所以说只要满足P2a就能满足P2从而我们最初的目的也能达到，至少目前是这样的。但是，我们再回过头来看P1，就会发现，其实还有一些地方是我们遗漏的。我们知道，成员之间的通信是异步的。假如有一个acceptor，暂称其为C，还未收到任何提案的时候有一个编号为m的提案就已经被选中了。假设这时一个新的proposer被唤醒，然后提交了一个编号大于m的提案，并且该提案的值和m也不相同。当C收到这个提案以后，根据P1，C是必须要批准这个提案的。这时就违背了P2a了。对于P2a，我们能看出，是站在acceptor角度提出的。因此就产生了上面的问题。所以需要再次站在proposer的角度来提出一些限制。

P2b：一个值为v的提案被选定了，该提案编号为m。那么对于任何编号大于m的由proposer提交的提案的值必须为v。

同样我们引用原文

P2b: If a proposal with value v is chosen, then every higher-numbered proposal issued by any proposer has value v.

由于一个提案在被acceptor批准之前必须由提议者提交，因此P2b可以满足P2a从而满足了P2。在这里，站在proposer的角度提出了P2b。那又该如何来保证P2b呢？我们假设某个编号为m，值为v的提案被选中了，对于任何被提出的编号为 n（n > m）的提案，其值都为v。现在我们使用归纳法来证明该说法是成立的。

提案[ m , v ]被选中，我们的假设条件如下

对于编号在 m...(n-1) 中的任何一个被提出的提案的值都为v。

同时由于提案m被选中，因此肯定有一个集合C，包含半数以上的acceptor，C中的每一个acceptor都批准了提案m。因此我们可以推断出，在C中的每一个acceptor都批准了编号在m...(n-1)范围内的一个提案，并且m...(n-1)中的被任意一个acceptor批准的提案的值都为v（这里需要注意的是，任意一个acceptor并不都是值得C中的acceptor）。

由于任意一个集合S，包含了半数以上的acceptor，肯定会至少包含一个C中的acceptor，所以我们可以通过下面的条件来满足P2b。也就是任意一个被提出的编号为n (n > m)的提案的值都为v。

········

从讲解提案约束P2a与P2b推导的文本段落最后一句之后往下续写。

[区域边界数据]
········

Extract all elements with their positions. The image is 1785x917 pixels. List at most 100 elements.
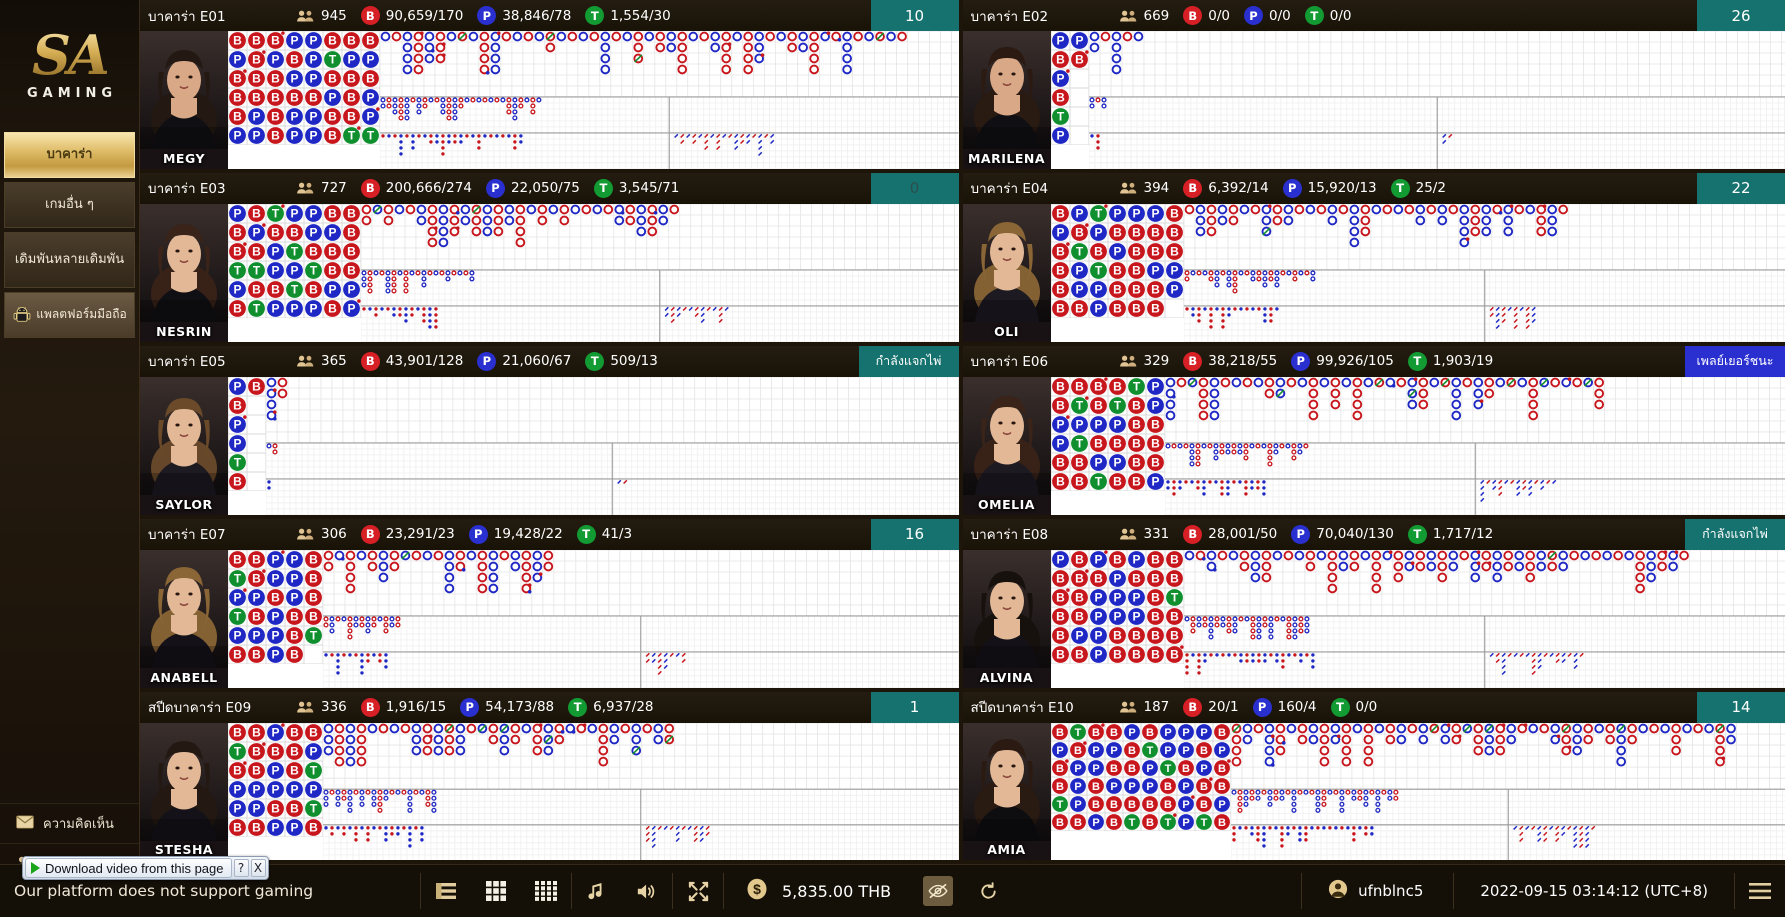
dealer-video[interactable]: OLI	[962, 203, 1051, 342]
player-count-value: 945	[321, 7, 347, 24]
table-cell[interactable]: บาคาร่า E06 329 B 38,218/55 P 99,	[962, 345, 1785, 519]
player-count-value: 187	[1143, 699, 1170, 716]
svg-text:B: B	[328, 129, 337, 143]
banker-chip-icon: B	[1183, 178, 1203, 198]
svg-text:P: P	[233, 282, 241, 296]
dealer-video[interactable]: MEGY	[140, 31, 228, 169]
dealer-name: AMIA	[987, 842, 1026, 857]
svg-text:P: P	[1056, 436, 1064, 450]
list-view-button[interactable]	[421, 865, 471, 917]
svg-text:B: B	[1056, 282, 1065, 296]
dealer-name: MARILENA	[967, 150, 1046, 166]
roadmap-panel	[1183, 549, 1785, 688]
download-video-popup[interactable]: Download video from this page ? X	[22, 856, 269, 880]
dealer-video[interactable]: STESHA	[140, 722, 228, 860]
balance-amount: 5,835.00 THB	[782, 881, 892, 901]
player-stat-value: 15,920/13	[1307, 180, 1377, 197]
dealer-name: OMELIA	[978, 496, 1035, 512]
refresh-button[interactable]	[963, 865, 1013, 917]
svg-text:B: B	[328, 110, 337, 124]
balance-area[interactable]: $ 5,835.00 THB	[724, 878, 913, 904]
grid-2-view-button[interactable]	[471, 865, 521, 917]
user-account[interactable]: ufnblnc5	[1302, 879, 1453, 903]
table-cell[interactable]: บาคาร่า E04 394 B 6,392/14 P 15,9	[962, 172, 1785, 346]
banker-chip-icon: B	[360, 351, 380, 371]
player-stat: P 19,428/22	[468, 524, 563, 544]
svg-text:B: B	[1170, 571, 1179, 585]
svg-text:B: B	[233, 763, 242, 777]
tie-stat-value: 41/3	[601, 526, 633, 543]
table-cell[interactable]: สปีดบาคาร่า E10 187 B 20/1 P 160/	[962, 691, 1785, 864]
sidebar-item-mobile-platform[interactable]: แพลตฟอร์มมือถือ	[4, 292, 135, 338]
table-cell[interactable]: บาคาร่า E03 727 B 200,666/274 P 2	[140, 172, 963, 346]
svg-text:P: P	[1075, 628, 1083, 642]
svg-text:B: B	[1132, 398, 1141, 412]
grid-3-view-button[interactable]	[521, 865, 571, 917]
player-stat-value: 38,846/78	[502, 7, 572, 24]
dealer-video[interactable]: NESRIN	[140, 203, 228, 342]
dealer-video[interactable]: ANABELL	[140, 549, 228, 688]
table-cell[interactable]: บาคาร่า E01 945 B 90,659/170 P 38	[140, 0, 963, 173]
player-stat: P 38,846/78	[477, 6, 571, 25]
svg-text:P: P	[271, 609, 279, 623]
dealer-video[interactable]: ALVINA	[962, 549, 1051, 688]
music-button[interactable]	[572, 865, 622, 917]
table-cell[interactable]: บาคาร่า E08 331 B 28,001/50 P 70,	[962, 518, 1785, 692]
svg-text:B: B	[1151, 301, 1160, 315]
table-cell[interactable]: บาคาร่า E02 669 B 0/0 P 0/0	[962, 0, 1785, 173]
svg-text:T: T	[272, 206, 280, 220]
table-name: บาคาร่า E01	[148, 8, 226, 25]
dealer-video[interactable]: AMIA	[962, 722, 1051, 860]
player-count-value: 331	[1143, 526, 1170, 543]
svg-text:P: P	[1075, 417, 1083, 431]
roadmap-panel	[1183, 203, 1785, 342]
svg-text:B: B	[1094, 398, 1103, 412]
download-help-button[interactable]: ?	[233, 859, 249, 877]
dealer-video[interactable]: MARILENA	[962, 31, 1051, 169]
sidebar-item-baccarat[interactable]: บาคาร่า	[4, 132, 135, 178]
svg-text:P: P	[290, 263, 298, 277]
svg-text:B: B	[252, 763, 261, 777]
table-cell[interactable]: บาคาร่า E05 365 B 43,901/128 P 21	[140, 345, 963, 519]
svg-text:B: B	[1170, 206, 1179, 220]
dealer-video[interactable]: OMELIA	[962, 376, 1051, 515]
hide-balance-button[interactable]	[913, 865, 963, 917]
svg-text:B: B	[1075, 455, 1084, 469]
svg-text:P: P	[252, 110, 260, 124]
fullscreen-button[interactable]	[673, 865, 723, 917]
tie-stat-value: 0/0	[1355, 699, 1378, 716]
sidebar-item-label: เดิมพันหลายเดิมพัน	[14, 251, 125, 267]
dealer-video[interactable]: SAYLOR	[140, 376, 228, 515]
table-cell[interactable]: บาคาร่า E07 306 B 23,291/23 P 19,	[140, 518, 963, 692]
people-icon	[1119, 700, 1138, 714]
svg-text:B: B	[1132, 301, 1141, 315]
table-status-badge: 16	[870, 518, 959, 550]
svg-text:P: P	[1094, 552, 1102, 566]
svg-text:P: P	[1151, 474, 1159, 488]
svg-text:B: B	[347, 244, 356, 258]
sidebar-feedback[interactable]: ความคิดเห็น	[0, 803, 139, 843]
svg-text:P: P	[1094, 282, 1102, 296]
svg-text:B: B	[309, 820, 318, 834]
sidebar-item-label: บาคาร่า	[46, 146, 93, 162]
sidebar-item-other-games[interactable]: เกมอื่น ๆ	[4, 182, 135, 228]
table-cell[interactable]: สปีดบาคาร่า E09 336 B 1,916/15 P	[140, 691, 963, 864]
sidebar-item-multi-bet[interactable]: เดิมพันหลายเดิมพัน	[4, 232, 135, 288]
svg-text:B: B	[1170, 552, 1179, 566]
menu-button[interactable]	[1735, 865, 1785, 917]
play-icon	[31, 862, 40, 874]
download-video-button[interactable]: Download video from this page	[25, 858, 232, 878]
sound-button[interactable]	[622, 865, 672, 917]
hamburger-menu-icon	[1749, 883, 1771, 899]
table-player-count: 394	[1119, 180, 1169, 196]
player-stat-value: 21,060/67	[502, 353, 572, 370]
svg-text:P: P	[290, 129, 298, 143]
svg-text:P: P	[233, 801, 241, 815]
download-close-button[interactable]: X	[250, 859, 266, 877]
svg-text:P: P	[1075, 263, 1083, 277]
tie-chip-icon: T	[585, 6, 605, 25]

········

练习作答
P2c：对于任意的v和n，如果一个编号为n，值为v的提案被提出的话，肯定存在一个包含半数以上的acceptor的集合S满足：要么集合S中没有一个acceptor批准过任意的编号小于n的提案；要么对于集合S中批准的编号小于n的那些提案中，编号最大的提案的值为v。

通过保持P2c的不变性，就能保证P2b。从而满足P2a，进而满足P2。最终满足我们最初的要求。

同样的，问题又来了。既然由P2c => P2b => P2a => P2。那我们又由什么来证明P2c的完整性呢[Q3]？

对于Q3，我们可以使用反证法来证明。

假设提案[m,v]已经被选定，有提案n ① n=m+1 假设n的值不为v，而为w。则根据P2c要么有一组S从来没有批准过小于n的提案；要么在批准的所有编号小于n的提案中，编号最大的提案的值为w。因为S和C至少有一个公共acceptor，所以说两个条件都不满足。所以假设不成立。因此n的值为v。② 编号m属于m...(n-1)，假设n的值不为v，设为w’ 。则存在一个集合S’，要么在S’中没有一个acceptor批准过编号小于n的提案；要么在S’中批准过的所有的编号小于n的提案中，编号最大的提案的值为w’，设该提案的编号为p(p∈m...(n-1))。根据我们在归纳法中的假设条件编号属于m...(n-1)的提案的值都为v，并且S’和C至少有一个公共acceptor，所以由S’中的acceptor批准的小于n的提案中编号最大的那个提案也属于m...(n-1)。从而可以推导出w’=v。即可证明提案n的值为v。

到这里我们就证明了P2C的完整性。

由此可见，一个proposer要想提交一个编号为n的提案，首先获取到编号小于n的那些提案中编号最大的那个提案，假设该提案编号为p，如果有这个提案的话，提案p已经或者将要被某一个包含半数以上的acceptor的集合中的所有的acceptor所批准。获取这样的一个已经被批准的提案是非常简单的，相反预测一个批准的提案是非常困难的。所以，一个proposer可以请求acceptor不要批准任何小于编号n的提案。这时，核心的算法就要产生了：

1. 一个proposer准备提交一个编号为n的提案之前，首先会向某组（含半数以上的acceptor）中的每个成员发出请求，希望得到如下的响应：
a. Acceptor承诺不再批准任何编号小于n的提案。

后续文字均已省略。